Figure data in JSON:
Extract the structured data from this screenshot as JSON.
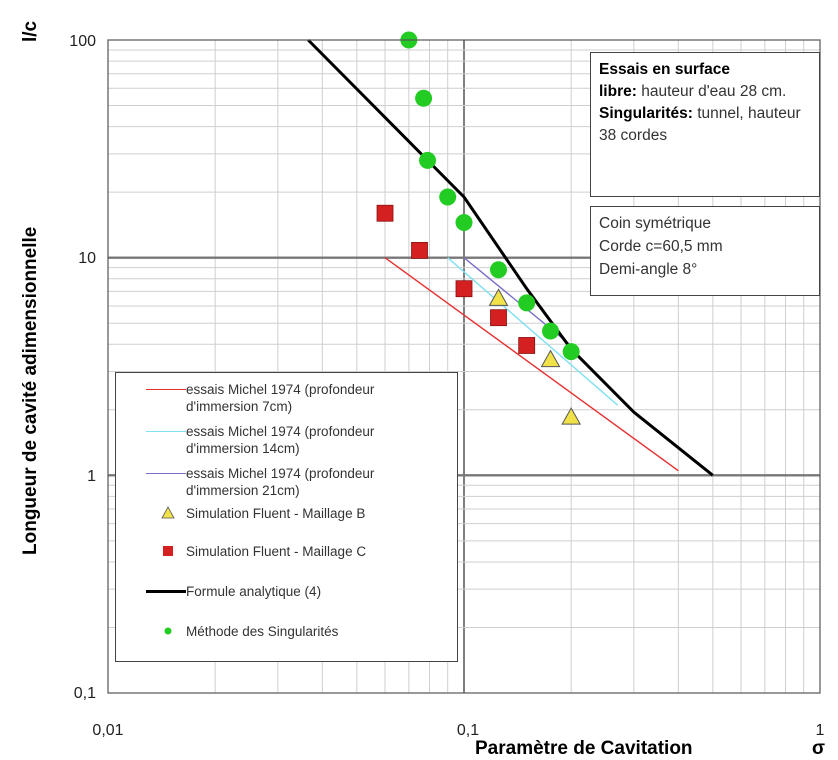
{
  "chart_data": {
    "type": "scatter",
    "x_scale": "log",
    "y_scale": "log",
    "xlim": [
      0.01,
      1
    ],
    "ylim": [
      0.1,
      100
    ],
    "x_ticks": [
      "0,01",
      "0,1",
      "1"
    ],
    "y_ticks": [
      "0,1",
      "1",
      "10",
      "100"
    ],
    "xlabel": "Paramètre de Cavitation",
    "xlabel_symbol": "σ",
    "ylabel": "Longueur de cavité adimensionnelle",
    "ylabel_symbol": "l/c",
    "grid": true,
    "legend_position": "bottom-left",
    "series": [
      {
        "name": "essais Michel 1974 (profondeur d'immersion 7cm)",
        "kind": "line",
        "color": "#e83030",
        "points": [
          [
            0.06,
            10
          ],
          [
            0.4,
            1.05
          ]
        ]
      },
      {
        "name": "essais Michel 1974 (profondeur d'immersion 14cm)",
        "kind": "line",
        "color": "#7fe0f0",
        "points": [
          [
            0.09,
            10
          ],
          [
            0.27,
            2.1
          ]
        ]
      },
      {
        "name": "essais Michel 1974 (profondeur d'immersion 21cm)",
        "kind": "line",
        "color": "#7a6fc8",
        "points": [
          [
            0.1,
            10
          ],
          [
            0.21,
            3.7
          ]
        ]
      },
      {
        "name": "Simulation Fluent - Maillage B",
        "kind": "triangle",
        "color": "#f2e24a",
        "points": [
          [
            0.125,
            6.5
          ],
          [
            0.175,
            3.4
          ],
          [
            0.2,
            1.85
          ]
        ]
      },
      {
        "name": "Simulation Fluent - Maillage C",
        "kind": "square",
        "color": "#d42020",
        "points": [
          [
            0.06,
            16
          ],
          [
            0.075,
            10.8
          ],
          [
            0.1,
            7.2
          ],
          [
            0.125,
            5.3
          ],
          [
            0.15,
            3.95
          ]
        ]
      },
      {
        "name": "Formule analytique (4)",
        "kind": "bold-line",
        "color": "#000000",
        "points": [
          [
            0.0365,
            100
          ],
          [
            0.1,
            19
          ],
          [
            0.15,
            7.2
          ],
          [
            0.2,
            3.8
          ],
          [
            0.3,
            1.95
          ],
          [
            0.5,
            1.0
          ]
        ]
      },
      {
        "name": "Méthode des Singularités",
        "kind": "circle",
        "color": "#22cc22",
        "points": [
          [
            0.07,
            100
          ],
          [
            0.077,
            54
          ],
          [
            0.079,
            28
          ],
          [
            0.09,
            19
          ],
          [
            0.1,
            14.5
          ],
          [
            0.125,
            8.8
          ],
          [
            0.15,
            6.2
          ],
          [
            0.175,
            4.6
          ],
          [
            0.2,
            3.7
          ]
        ]
      }
    ]
  },
  "note_box": {
    "line1": "Essais en surface",
    "line2_bold": "libre:",
    "line2_rest": " hauteur d'eau 28 cm.",
    "line3_bold": "Singularités:",
    "line3_rest": "  tunnel, hauteur 38 cordes"
  },
  "coin_box": {
    "line1": "Coin symétrique",
    "line2": "Corde c=60,5 mm",
    "line3": "Demi-angle 8°"
  }
}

__AIM__
Report how many lines contain "color". Give nothing but the number.

__FULL SOLUTION__
7